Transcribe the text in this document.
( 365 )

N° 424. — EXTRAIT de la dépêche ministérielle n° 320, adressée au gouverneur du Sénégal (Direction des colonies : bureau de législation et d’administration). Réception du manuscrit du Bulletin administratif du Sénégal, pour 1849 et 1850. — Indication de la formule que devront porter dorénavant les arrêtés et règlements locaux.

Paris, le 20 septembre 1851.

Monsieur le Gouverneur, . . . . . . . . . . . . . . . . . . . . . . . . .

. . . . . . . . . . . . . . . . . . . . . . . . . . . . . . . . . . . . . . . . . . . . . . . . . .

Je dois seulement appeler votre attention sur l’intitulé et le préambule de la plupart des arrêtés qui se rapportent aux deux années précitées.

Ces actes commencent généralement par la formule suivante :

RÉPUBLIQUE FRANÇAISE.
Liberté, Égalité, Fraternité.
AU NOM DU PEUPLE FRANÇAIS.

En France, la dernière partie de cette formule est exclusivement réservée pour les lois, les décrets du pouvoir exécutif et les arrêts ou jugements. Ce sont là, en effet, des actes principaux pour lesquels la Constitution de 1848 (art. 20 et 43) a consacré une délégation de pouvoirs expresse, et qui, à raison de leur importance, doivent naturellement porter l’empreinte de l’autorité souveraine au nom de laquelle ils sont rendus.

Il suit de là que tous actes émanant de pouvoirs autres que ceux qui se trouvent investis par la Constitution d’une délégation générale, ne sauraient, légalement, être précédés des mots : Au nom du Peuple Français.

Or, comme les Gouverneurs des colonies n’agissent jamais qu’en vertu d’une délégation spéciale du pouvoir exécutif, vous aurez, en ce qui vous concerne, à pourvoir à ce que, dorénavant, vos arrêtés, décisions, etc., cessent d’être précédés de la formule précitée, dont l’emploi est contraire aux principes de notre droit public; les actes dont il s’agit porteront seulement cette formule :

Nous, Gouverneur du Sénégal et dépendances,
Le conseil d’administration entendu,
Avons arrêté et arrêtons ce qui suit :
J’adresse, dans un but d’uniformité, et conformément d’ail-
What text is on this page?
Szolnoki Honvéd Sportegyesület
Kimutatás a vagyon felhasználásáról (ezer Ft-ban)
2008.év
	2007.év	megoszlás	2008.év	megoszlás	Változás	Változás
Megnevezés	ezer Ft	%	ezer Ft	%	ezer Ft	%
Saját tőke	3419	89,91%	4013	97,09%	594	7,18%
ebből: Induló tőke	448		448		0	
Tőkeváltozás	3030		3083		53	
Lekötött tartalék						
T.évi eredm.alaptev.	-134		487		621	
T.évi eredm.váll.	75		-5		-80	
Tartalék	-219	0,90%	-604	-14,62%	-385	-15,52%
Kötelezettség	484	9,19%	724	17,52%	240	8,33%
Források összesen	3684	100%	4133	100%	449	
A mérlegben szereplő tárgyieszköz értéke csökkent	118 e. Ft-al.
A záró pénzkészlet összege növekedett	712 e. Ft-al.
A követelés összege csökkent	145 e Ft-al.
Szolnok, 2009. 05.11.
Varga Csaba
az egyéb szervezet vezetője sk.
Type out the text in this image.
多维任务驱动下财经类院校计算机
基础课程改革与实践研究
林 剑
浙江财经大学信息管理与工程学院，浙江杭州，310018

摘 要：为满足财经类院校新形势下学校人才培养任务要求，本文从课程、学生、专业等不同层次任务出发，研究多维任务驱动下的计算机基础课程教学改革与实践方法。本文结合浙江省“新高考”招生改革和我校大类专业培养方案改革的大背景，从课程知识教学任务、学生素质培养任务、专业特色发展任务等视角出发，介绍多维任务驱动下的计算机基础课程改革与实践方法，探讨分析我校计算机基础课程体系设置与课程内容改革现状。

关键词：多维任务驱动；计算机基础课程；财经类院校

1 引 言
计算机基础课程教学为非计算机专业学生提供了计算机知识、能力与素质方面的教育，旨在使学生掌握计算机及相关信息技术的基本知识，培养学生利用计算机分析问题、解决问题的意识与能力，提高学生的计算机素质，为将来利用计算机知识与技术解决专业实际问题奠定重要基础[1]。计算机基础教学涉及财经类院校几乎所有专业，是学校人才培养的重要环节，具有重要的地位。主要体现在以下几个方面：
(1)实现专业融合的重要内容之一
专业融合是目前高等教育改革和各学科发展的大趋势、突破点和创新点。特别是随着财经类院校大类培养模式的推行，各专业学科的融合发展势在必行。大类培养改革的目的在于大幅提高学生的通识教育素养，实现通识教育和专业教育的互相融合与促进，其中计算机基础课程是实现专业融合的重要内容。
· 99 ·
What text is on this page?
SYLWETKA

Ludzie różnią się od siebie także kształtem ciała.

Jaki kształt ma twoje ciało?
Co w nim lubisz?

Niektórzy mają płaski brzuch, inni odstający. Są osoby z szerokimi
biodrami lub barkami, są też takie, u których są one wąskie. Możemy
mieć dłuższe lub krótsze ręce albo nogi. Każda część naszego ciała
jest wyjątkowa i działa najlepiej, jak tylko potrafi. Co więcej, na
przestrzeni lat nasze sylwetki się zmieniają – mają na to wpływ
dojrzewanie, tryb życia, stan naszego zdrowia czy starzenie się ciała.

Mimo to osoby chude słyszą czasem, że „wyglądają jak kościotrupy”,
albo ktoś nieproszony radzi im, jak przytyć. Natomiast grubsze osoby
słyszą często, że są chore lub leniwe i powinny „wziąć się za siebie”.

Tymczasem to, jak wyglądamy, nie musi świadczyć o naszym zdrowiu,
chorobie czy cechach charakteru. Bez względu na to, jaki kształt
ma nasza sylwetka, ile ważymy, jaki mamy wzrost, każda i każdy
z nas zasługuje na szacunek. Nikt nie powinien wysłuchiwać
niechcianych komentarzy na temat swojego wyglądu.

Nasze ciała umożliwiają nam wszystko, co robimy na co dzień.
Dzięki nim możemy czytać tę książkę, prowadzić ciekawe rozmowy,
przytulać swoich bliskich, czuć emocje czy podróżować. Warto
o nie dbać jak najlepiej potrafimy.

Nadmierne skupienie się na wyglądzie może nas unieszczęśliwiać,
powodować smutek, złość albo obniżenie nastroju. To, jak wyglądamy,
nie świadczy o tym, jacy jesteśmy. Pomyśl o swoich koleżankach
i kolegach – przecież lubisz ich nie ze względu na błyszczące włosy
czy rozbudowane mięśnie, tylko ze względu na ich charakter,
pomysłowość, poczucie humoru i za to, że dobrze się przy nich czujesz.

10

» Written instruction
Reproduce the full set of records precisely.

» Worked answer
Transcribe the text in this document.
( 365 )

N° 424. — EXTRAIT de la dépêche ministérielle n° 320, adressée au gouverneur du Sénégal (Direction des colonies : bureau de législation et d’administration). Réception du manuscrit du Bulletin administratif du Sénégal, pour 1849 et 1850. — Indication de la formule que devront porter dorénavant les arrêtés et règlements locaux.

Paris, le 20 septembre 1851.

Monsieur le Gouverneur, . . . . . . . . . . . . . . . . . . . . . . . . .

. . . . . . . . . . . . . . . . . . . . . . . . . . . . . . . . . . . . . . . . . . . . . . . . . .

Je dois seulement appeler votre attention sur l’intitulé et le préambule de la plupart des arrêtés qui se rapportent aux deux années précitées.

Ces actes commencent généralement par la formule suivante :

RÉPUBLIQUE FRANÇAISE.
Liberté, Égalité, Fraternité.
AU NOM DU PEUPLE FRANÇAIS.

En France, la dernière partie de cette formule est exclusivement réservée pour les lois, les décrets du pouvoir exécutif et les arrêts ou jugements. Ce sont là, en effet, des actes principaux pour lesquels la Constitution de 1848 (art. 20 et 43) a consacré une délégation de pouvoirs expresse, et qui, à raison de leur importance, doivent naturellement porter l’empreinte de l’autorité souveraine au nom de laquelle ils sont rendus.

Il suit de là que tous actes émanant de pouvoirs autres que ceux qui se trouvent investis par la Constitution d’une délégation générale, ne sauraient, légalement, être précédés des mots : Au nom du Peuple Français.

Or, comme les Gouverneurs des colonies n’agissent jamais qu’en vertu d’une délégation spéciale du pouvoir exécutif, vous aurez, en ce qui vous concerne, à pourvoir à ce que, dorénavant, vos arrêtés, décisions, etc., cessent d’être précédés de la formule précitée, dont l’emploi est contraire aux principes de notre droit public; les actes dont il s’agit porteront seulement cette formule :

Nous, Gouverneur du Sénégal et dépendances,
Le conseil d’administration entendu,
Avons arrêté et arrêtons ce qui suit :
J’adresse, dans un but d’uniformité, et conformément d’ail-
What text is on this page?
Szolnoki Honvéd Sportegyesület
Kimutatás a vagyon felhasználásáról (ezer Ft-ban)
2008.év
	2007.év	megoszlás	2008.év	megoszlás	Változás	Változás
Megnevezés	ezer Ft	%	ezer Ft	%	ezer Ft	%
Saját tőke	3419	89,91%	4013	97,09%	594	7,18%
ebből: Induló tőke	448		448		0	
Tőkeváltozás	3030		3083		53	
Lekötött tartalék						
T.évi eredm.alaptev.	-134		487		621	
T.évi eredm.váll.	75		-5		-80	
Tartalék	-219	0,90%	-604	-14,62%	-385	-15,52%
Kötelezettség	484	9,19%	724	17,52%	240	8,33%
Források összesen	3684	100%	4133	100%	449	
A mérlegben szereplő tárgyieszköz értéke csökkent	118 e. Ft-al.
A záró pénzkészlet összege növekedett	712 e. Ft-al.
A követelés összege csökkent	145 e Ft-al.
Szolnok, 2009. 05.11.
Varga Csaba
az egyéb szervezet vezetője sk.
Type out the text in this image.
多维任务驱动下财经类院校计算机
基础课程改革与实践研究
林 剑
浙江财经大学信息管理与工程学院，浙江杭州，310018

摘 要：为满足财经类院校新形势下学校人才培养任务要求，本文从课程、学生、专业等不同层次任务出发，研究多维任务驱动下的计算机基础课程教学改革与实践方法。本文结合浙江省“新高考”招生改革和我校大类专业培养方案改革的大背景，从课程知识教学任务、学生素质培养任务、专业特色发展任务等视角出发，介绍多维任务驱动下的计算机基础课程改革与实践方法，探讨分析我校计算机基础课程体系设置与课程内容改革现状。

关键词：多维任务驱动；计算机基础课程；财经类院校

1 引 言
计算机基础课程教学为非计算机专业学生提供了计算机知识、能力与素质方面的教育，旨在使学生掌握计算机及相关信息技术的基本知识，培养学生利用计算机分析问题、解决问题的意识与能力，提高学生的计算机素质，为将来利用计算机知识与技术解决专业实际问题奠定重要基础[1]。计算机基础教学涉及财经类院校几乎所有专业，是学校人才培养的重要环节，具有重要的地位。主要体现在以下几个方面：
(1)实现专业融合的重要内容之一
专业融合是目前高等教育改革和各学科发展的大趋势、突破点和创新点。特别是随着财经类院校大类培养模式的推行，各专业学科的融合发展势在必行。大类培养改革的目的在于大幅提高学生的通识教育素养，实现通识教育和专业教育的互相融合与促进，其中计算机基础课程是实现专业融合的重要内容。
· 99 ·
What text is on this page?
SYLWETKA

Ludzie różnią się od siebie także kształtem ciała.

Jaki kształt ma twoje ciało?
Co w nim lubisz?

Niektórzy mają płaski brzuch, inni odstający. Są osoby z szerokimi
biodrami lub barkami, są też takie, u których są one wąskie. Możemy
mieć dłuższe lub krótsze ręce albo nogi. Każda część naszego ciała
jest wyjątkowa i działa najlepiej, jak tylko potrafi. Co więcej, na
przestrzeni lat nasze sylwetki się zmieniają – mają na to wpływ
dojrzewanie, tryb życia, stan naszego zdrowia czy starzenie się ciała.

Mimo to osoby chude słyszą czasem, że „wyglądają jak kościotrupy”,
albo ktoś nieproszony radzi im, jak przytyć. Natomiast grubsze osoby
słyszą często, że są chore lub leniwe i powinny „wziąć się za siebie”.

Tymczasem to, jak wyglądamy, nie musi świadczyć o naszym zdrowiu,
chorobie czy cechach charakteru. Bez względu na to, jaki kształt
ma nasza sylwetka, ile ważymy, jaki mamy wzrost, każda i każdy
z nas zasługuje na szacunek. Nikt nie powinien wysłuchiwać
niechcianych komentarzy na temat swojego wyglądu.

Nasze ciała umożliwiają nam wszystko, co robimy na co dzień.
Dzięki nim możemy czytać tę książkę, prowadzić ciekawe rozmowy,
przytulać swoich bliskich, czuć emocje czy podróżować. Warto
o nie dbać jak najlepiej potrafimy.

Nadmierne skupienie się na wyglądzie może nas unieszczęśliwiać,
powodować smutek, złość albo obniżenie nastroju. To, jak wyglądamy,
nie świadczy o tym, jacy jesteśmy. Pomyśl o swoich koleżankach
i kolegach – przecież lubisz ich nie ze względu na błyszczące włosy
czy rozbudowane mięśnie, tylko ze względu na ich charakter,
pomysłowość, poczucie humoru i za to, że dobrze się przy nich czujesz.

10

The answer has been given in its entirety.